● **STATED TASK**:
Please copy, unchanged, the lines of the material starting at the one containing "x-tick-label: 2015 <box>294 643 318 657</box>" and ending at the one containing "logo-name-cn: 东吴证券 <box>844 46 928 70</box>", with both of those lines included.

● **DATA SUPPLIED**:

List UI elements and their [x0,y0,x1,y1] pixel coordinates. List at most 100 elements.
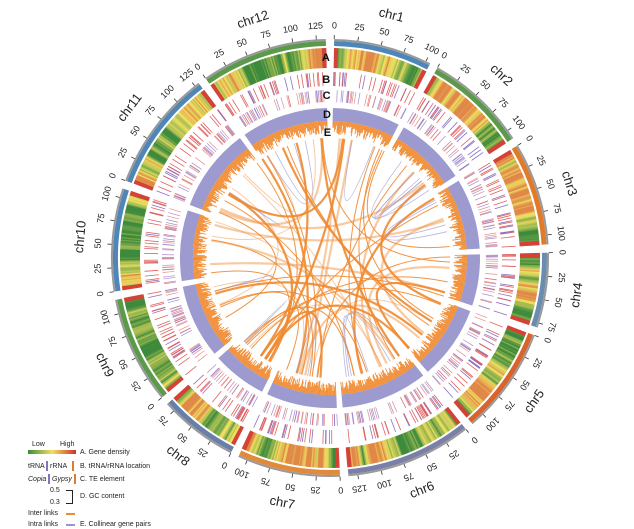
trna-rrna-mark [155,315,168,320]
te-mark [221,377,229,386]
te-mark [485,242,497,243]
tick [131,157,135,159]
legend-d: D. GC content [80,492,124,501]
trna-rrna-mark [370,425,373,439]
tick-label: 0 [332,20,337,30]
te-mark [449,359,458,367]
gc-content-bar [454,257,467,258]
trna-rrna-mark [217,110,225,121]
legend-rrna: rRNA [50,462,67,471]
legend-trna: tRNA [28,462,45,471]
tick-label: 25 [535,154,548,167]
trna-rrna-mark [242,94,249,106]
trna-rrna-mark [497,298,511,301]
tick [188,427,191,430]
trna-rrna-mark [160,329,173,335]
te-mark [174,316,185,320]
tick-label: 75 [260,28,272,40]
te-mark [342,91,343,103]
tick-label: 125 [177,66,195,83]
tick [426,455,428,459]
tick [483,415,486,418]
te-mark [464,172,474,178]
tick [447,443,449,446]
legend-inter: Inter links [28,509,58,518]
trna-rrna-mark [150,212,164,215]
trna-rrna-mark [317,72,318,86]
te-mark [274,100,278,111]
te-mark [484,233,496,235]
te-mark [483,290,495,292]
tick-label: 25 [92,263,102,273]
trna-rrna-mark [148,291,162,294]
te-mark [337,414,338,426]
trna-rrna-mark [372,78,375,92]
te-mark [310,413,311,425]
tick-label: 0 [95,291,106,297]
te-mark [446,146,455,154]
tick [508,128,511,130]
tick-label: 50 [425,460,438,473]
tick [499,397,502,400]
tick-label: 0 [470,435,480,446]
trna-rrna-mark [159,327,172,333]
tick-label: 0 [193,61,203,72]
tick [116,196,120,197]
te-mark [232,385,239,395]
tick [292,38,293,42]
track-label-C: C [323,90,331,102]
te-mark [410,113,416,123]
tick [121,179,125,180]
tick [544,210,548,211]
trna-rrna-mark [428,105,436,117]
trna-rrna-mark [144,270,158,271]
trna-rrna-mark [144,247,158,248]
gc-content-bar [397,127,455,183]
gc-content-bar [462,258,467,259]
tick-label: 25 [531,357,544,370]
legend-gypsy: Gypsy [52,475,72,484]
tick-label: 50 [544,178,557,191]
tick-label: 50 [552,297,564,309]
trna-rrna-mark [313,73,314,87]
te-mark [211,368,220,376]
trna-rrna-mark [501,237,515,239]
te-mark [405,395,411,406]
trna-rrna-mark [344,73,345,87]
tick-label: 75 [551,202,563,214]
tick [208,441,210,444]
trna-rrna-mark [145,243,159,244]
tick [538,187,542,188]
trna-rrna-mark [185,366,196,375]
tick [224,62,226,66]
gc-content-bar [458,259,467,260]
gc-content-bar [193,259,202,260]
trna-rrna-mark [345,73,346,87]
chromosome-label: chr3 [559,169,581,198]
tick-label: 25 [212,47,226,61]
te-mark [400,108,405,119]
tick [466,430,468,433]
chromosome-label: chr4 [567,281,586,308]
tick [110,292,114,293]
chromosome-label: chr9 [93,350,117,379]
legend-copia: Copia [28,475,46,484]
trna-rrna-mark [451,381,461,391]
gc-content-bar [326,121,327,126]
te-mark [249,394,255,404]
te-mark [236,387,243,397]
tick [246,461,248,465]
gc-content-bar [332,385,333,395]
legend-gc-low: 0.3 [50,498,60,507]
legend-c: C. TE element [80,475,125,484]
te-mark [473,191,484,196]
trna-rrna-mark [404,413,410,426]
gc-content-bar [333,391,334,395]
trna-rrna-mark [157,191,170,196]
tick-label: 25 [354,22,365,33]
tick [158,398,161,401]
copia-swatch [48,474,50,484]
trna-rrna-mark [472,152,484,160]
trna-rrna-mark [148,219,162,222]
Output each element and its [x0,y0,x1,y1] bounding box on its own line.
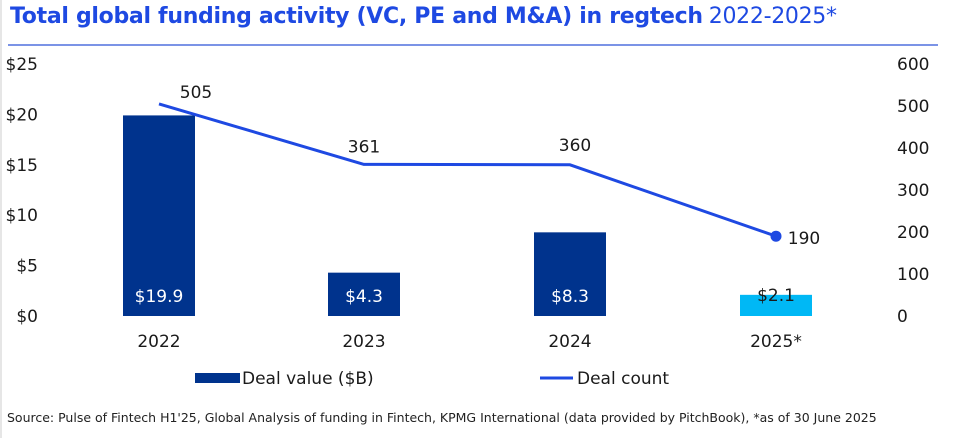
chart-title: Total global funding activity (VC, PE an… [10,4,837,29]
line-data-label: 505 [180,83,212,103]
right-axis-tick-label: 500 [897,97,929,117]
legend-label-deal-count: Deal count [577,369,669,389]
line-data-label: 361 [348,137,380,157]
left-axis-tick-label: $10 [6,206,38,226]
left-axis-tick-label: $15 [6,156,38,176]
left-axis-tick-label: $0 [16,307,38,327]
source-note: Source: Pulse of Fintech H1'25, Global A… [7,410,877,425]
chart-title-main: Total global funding activity (VC, PE an… [10,4,703,29]
line-end-marker [770,230,782,242]
bar-deal-value [123,115,195,317]
legend-label-deal-value: Deal value ($B) [242,369,374,389]
left-axis-tick-label: $25 [6,55,38,75]
bar-data-label: $19.9 [135,287,184,307]
x-axis: 2022 2023 2024 2025* [137,332,802,352]
bar-deal-value [534,232,606,316]
x-axis-tick-label: 2022 [137,332,180,352]
line-series: 505 361 360 190 [158,83,820,249]
chart-title-period: 2022-2025* [708,4,837,29]
line-deal-count [158,102,777,238]
legend: Deal value ($B) Deal count [195,369,669,389]
right-axis-tick-label: 400 [897,139,929,159]
x-axis-tick-label: 2025* [750,332,802,352]
right-axis: 0 100 200 300 400 500 600 [897,55,929,327]
bar-deal-value [328,272,400,316]
left-axis-tick-label: $20 [6,105,38,125]
right-axis-tick-label: 100 [897,265,929,285]
left-axis-tick-label: $5 [16,257,38,277]
right-axis-tick-label: 300 [897,181,929,201]
bar-data-label: $4.3 [345,287,383,307]
right-axis-tick-label: 600 [897,55,929,75]
bar-deal-value [740,294,812,316]
x-axis-tick-label: 2024 [548,332,591,352]
bar-data-label: $8.3 [551,287,589,307]
line-data-label: 360 [559,136,591,156]
line-data-label: 190 [788,229,820,249]
right-axis-tick-label: 0 [897,307,908,327]
x-axis-tick-label: 2023 [342,332,385,352]
page-edge [0,0,2,438]
title-divider [8,44,938,46]
right-axis-tick-label: 200 [897,223,929,243]
left-axis: $0 $5 $10 $15 $20 $25 [6,55,38,327]
bar-data-label: $2.1 [757,286,795,306]
legend-swatch-deal-value [195,373,240,383]
bar-series: $19.9 $4.3 $8.3 $2.1 [123,115,812,317]
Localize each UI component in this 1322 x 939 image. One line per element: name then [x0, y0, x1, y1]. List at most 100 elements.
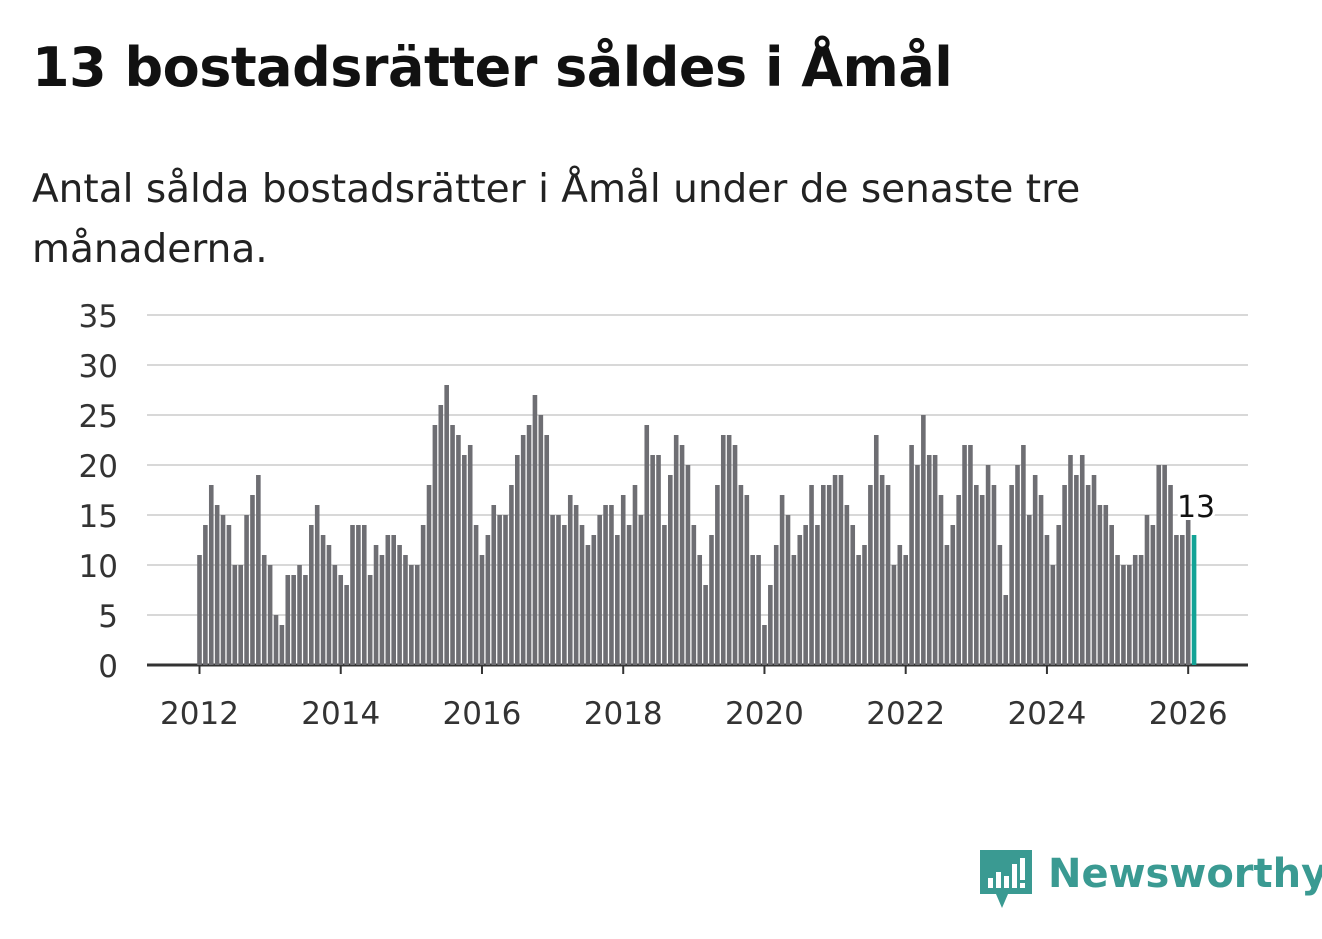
y-tick-label: 30 [79, 349, 118, 385]
bar [214, 505, 220, 665]
bar [244, 515, 249, 665]
bar [426, 485, 432, 665]
bar [1044, 535, 1050, 665]
bar [938, 495, 944, 665]
bar [903, 555, 908, 665]
bar [926, 455, 932, 665]
bar [732, 445, 738, 665]
bar [197, 555, 202, 665]
bar [585, 545, 591, 665]
bar [809, 485, 814, 665]
latest-value-label: 13 [1177, 490, 1215, 525]
bar [314, 505, 320, 665]
bar [1003, 595, 1009, 665]
bar [279, 625, 285, 665]
bar [1121, 565, 1126, 665]
bar [868, 485, 873, 665]
bar [668, 475, 673, 665]
bar [367, 575, 373, 665]
bar [267, 565, 273, 665]
bar [1103, 505, 1109, 665]
y-tick-label: 15 [79, 499, 118, 535]
newsworthy-logo[interactable]: Newsworthy [980, 848, 1322, 912]
bar [514, 455, 520, 665]
bar [485, 535, 491, 665]
bar [1050, 565, 1056, 665]
bar [532, 395, 538, 665]
bar [644, 425, 650, 665]
x-tick-label: 2016 [443, 696, 522, 732]
bar [1015, 465, 1020, 665]
bar [567, 495, 573, 665]
bar [373, 545, 379, 665]
bar [815, 525, 820, 665]
bar [997, 545, 1003, 665]
y-tick-label: 20 [79, 449, 118, 485]
bar [356, 525, 361, 665]
bar [432, 425, 438, 665]
bar [715, 485, 720, 665]
bar [456, 435, 461, 665]
bar [638, 515, 644, 665]
x-tick-label: 2018 [584, 696, 663, 732]
bar [1068, 455, 1073, 665]
bar [1150, 525, 1156, 665]
bar [326, 545, 332, 665]
bar [1021, 445, 1026, 665]
x-tick-label: 2024 [1007, 696, 1086, 732]
bar [1056, 525, 1062, 665]
bar [862, 545, 867, 665]
bar [1179, 535, 1185, 665]
bar [756, 555, 761, 665]
bar [291, 575, 296, 665]
bar [414, 565, 420, 665]
bar [338, 575, 344, 665]
bar [379, 555, 385, 665]
bar [591, 535, 597, 665]
bar [303, 575, 308, 665]
bar [491, 505, 497, 665]
bar [250, 495, 255, 665]
bar [768, 585, 773, 665]
bar [826, 485, 832, 665]
bar [773, 545, 779, 665]
bar [979, 495, 985, 665]
bar [762, 625, 767, 665]
x-tick-label: 2020 [725, 696, 804, 732]
bar [597, 515, 602, 665]
bar [632, 485, 638, 665]
bar [361, 525, 367, 665]
bar [1168, 485, 1173, 665]
bar [509, 485, 514, 665]
bar [285, 575, 291, 665]
bar [791, 555, 797, 665]
bar [656, 455, 661, 665]
x-tick-label: 2026 [1149, 696, 1228, 732]
bar [909, 445, 914, 665]
bar [226, 525, 232, 665]
bar [320, 535, 326, 665]
bar [891, 565, 897, 665]
bar [709, 535, 714, 665]
bar [1009, 485, 1014, 665]
bar [838, 475, 844, 665]
bar [915, 465, 920, 665]
bar [750, 555, 755, 665]
bar [1074, 475, 1079, 665]
chart-subtitle: Antal sålda bostadsrätter i Åmål under d… [32, 167, 1081, 272]
bar [744, 495, 750, 665]
bar [803, 525, 808, 665]
bar [344, 585, 349, 665]
bar [944, 545, 950, 665]
bar [208, 485, 214, 665]
bar [850, 525, 856, 665]
bar [350, 525, 355, 665]
bar [879, 475, 885, 665]
y-tick-label: 0 [98, 649, 118, 685]
bar [1115, 555, 1120, 665]
bar [1127, 565, 1132, 665]
bar [1156, 465, 1162, 665]
bar [385, 535, 391, 665]
y-tick-label: 35 [79, 299, 118, 335]
bar [332, 565, 338, 665]
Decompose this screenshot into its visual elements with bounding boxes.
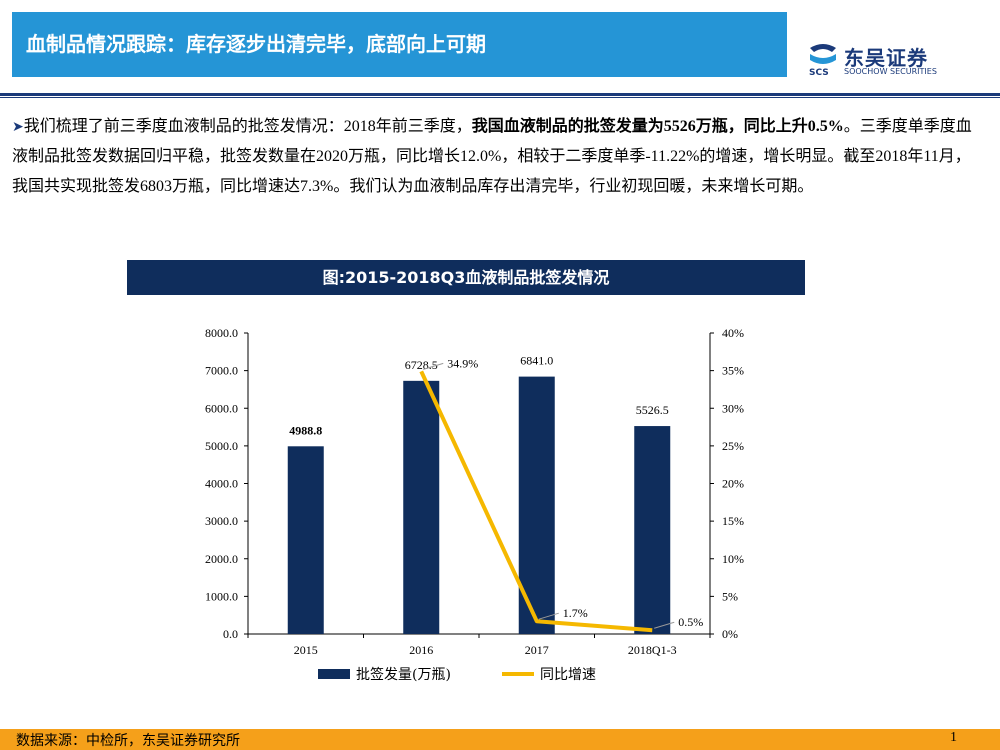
x-tick-label: 2015 <box>294 643 318 657</box>
bar-2015 <box>287 446 324 634</box>
left-tick-label: 7000.0 <box>205 364 238 378</box>
bar-value-label: 5526.5 <box>636 403 669 417</box>
chart-heading: 图:2015-2018Q3血液制品批签发情况 <box>127 260 805 295</box>
right-tick-label: 10% <box>722 552 744 566</box>
logo-mark-icon: SCS <box>809 44 836 78</box>
line-value-label: 1.7% <box>563 606 588 620</box>
left-tick-label: 5000.0 <box>205 439 238 453</box>
x-tick-label: 2018Q1-3 <box>628 643 677 657</box>
left-tick-label: 0.0 <box>223 627 238 641</box>
right-tick-label: 35% <box>722 364 744 378</box>
data-source: 数据来源：中检所，东吴证券研究所 <box>16 733 240 749</box>
paragraph-rest: 。三季度单季度血液制品批签发数据回归平稳，批签发数量在2020万瓶，同比增长12… <box>12 118 972 195</box>
legend-line-label: 同比增速 <box>540 667 596 683</box>
line-label-leader <box>538 612 559 620</box>
paragraph-intro: 我们梳理了前三季度血液制品的批签发情况：2018年前三季度， <box>23 118 472 135</box>
slide-title: 血制品情况跟踪：库存逐步出清完毕，底部向上可期 <box>12 12 787 77</box>
right-tick-label: 25% <box>722 439 744 453</box>
legend-line-swatch <box>502 672 534 676</box>
x-tick-label: 2016 <box>409 643 433 657</box>
bar-2016 <box>403 380 440 634</box>
left-tick-label: 4000.0 <box>205 477 238 491</box>
bar-2018Q1-3 <box>634 426 671 634</box>
logo-name-cn: 东吴证券 <box>844 46 928 70</box>
right-tick-label: 40% <box>722 326 744 340</box>
legend-bar-label: 批签发量(万瓶) <box>356 666 451 683</box>
left-tick-label: 8000.0 <box>205 326 238 340</box>
bullet-arrow-icon: ➤ <box>12 119 24 135</box>
line-value-label: 34.9% <box>447 356 478 370</box>
bar-value-label: 4988.8 <box>289 423 322 437</box>
header-rule <box>0 93 1000 96</box>
left-tick-label: 3000.0 <box>205 514 238 528</box>
footer-bar <box>0 729 1000 750</box>
right-tick-label: 20% <box>722 477 744 491</box>
right-tick-label: 5% <box>722 589 738 603</box>
right-tick-label: 0% <box>722 627 738 641</box>
bar-value-label: 6728.5 <box>405 358 438 372</box>
left-tick-label: 6000.0 <box>205 401 238 415</box>
paragraph-highlight: 我国血液制品的批签发量为5526万瓶，同比上升0.5% <box>471 118 844 135</box>
line-value-label: 0.5% <box>678 615 703 629</box>
growth-line <box>419 370 653 633</box>
company-logo: SCS 东吴证券 SOOCHOW SECURITIES <box>806 42 956 82</box>
line-label-leader <box>654 621 675 629</box>
right-tick-label: 15% <box>722 514 744 528</box>
page-number: 1 <box>950 730 957 745</box>
bar-value-label: 6841.0 <box>520 354 553 368</box>
left-tick-label: 1000.0 <box>205 589 238 603</box>
line-label-leader <box>423 362 444 370</box>
legend-bar-swatch <box>318 669 350 679</box>
left-tick-label: 2000.0 <box>205 552 238 566</box>
header-rule-thin <box>0 97 1000 98</box>
x-tick-label: 2017 <box>525 643 549 657</box>
summary-paragraph: ➤我们梳理了前三季度血液制品的批签发情况：2018年前三季度，我国血液制品的批签… <box>12 112 972 202</box>
right-tick-label: 30% <box>722 401 744 415</box>
logo-name-en: SOOCHOW SECURITIES <box>844 67 937 76</box>
logo-mark-text: SCS <box>809 68 829 78</box>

● **SOLUTION**:
x-tick-label: 2015 <box>294 643 318 657</box>
bar-2015 <box>287 446 324 634</box>
left-tick-label: 7000.0 <box>205 364 238 378</box>
bar-value-label: 5526.5 <box>636 403 669 417</box>
chart-heading: 图:2015-2018Q3血液制品批签发情况 <box>127 260 805 295</box>
right-tick-label: 10% <box>722 552 744 566</box>
logo-mark-icon: SCS <box>809 44 836 78</box>
line-value-label: 1.7% <box>563 606 588 620</box>
left-tick-label: 5000.0 <box>205 439 238 453</box>
x-tick-label: 2018Q1-3 <box>628 643 677 657</box>
left-tick-label: 0.0 <box>223 627 238 641</box>
right-tick-label: 35% <box>722 364 744 378</box>
data-source: 数据来源：中检所，东吴证券研究所 <box>16 733 240 749</box>
paragraph-rest: 。三季度单季度血液制品批签发数据回归平稳，批签发数量在2020万瓶，同比增长12… <box>12 118 972 195</box>
legend-line-label: 同比增速 <box>540 667 596 683</box>
line-label-leader <box>538 612 559 620</box>
paragraph-intro: 我们梳理了前三季度血液制品的批签发情况：2018年前三季度， <box>23 118 472 135</box>
slide-title: 血制品情况跟踪：库存逐步出清完毕，底部向上可期 <box>12 12 787 77</box>
right-tick-label: 25% <box>722 439 744 453</box>
legend-line-swatch <box>502 672 534 676</box>
x-tick-label: 2016 <box>409 643 433 657</box>
bar-2016 <box>403 380 440 634</box>
left-tick-label: 4000.0 <box>205 477 238 491</box>
bar-2018Q1-3 <box>634 426 671 634</box>
logo-name-cn: 东吴证券 <box>844 46 928 70</box>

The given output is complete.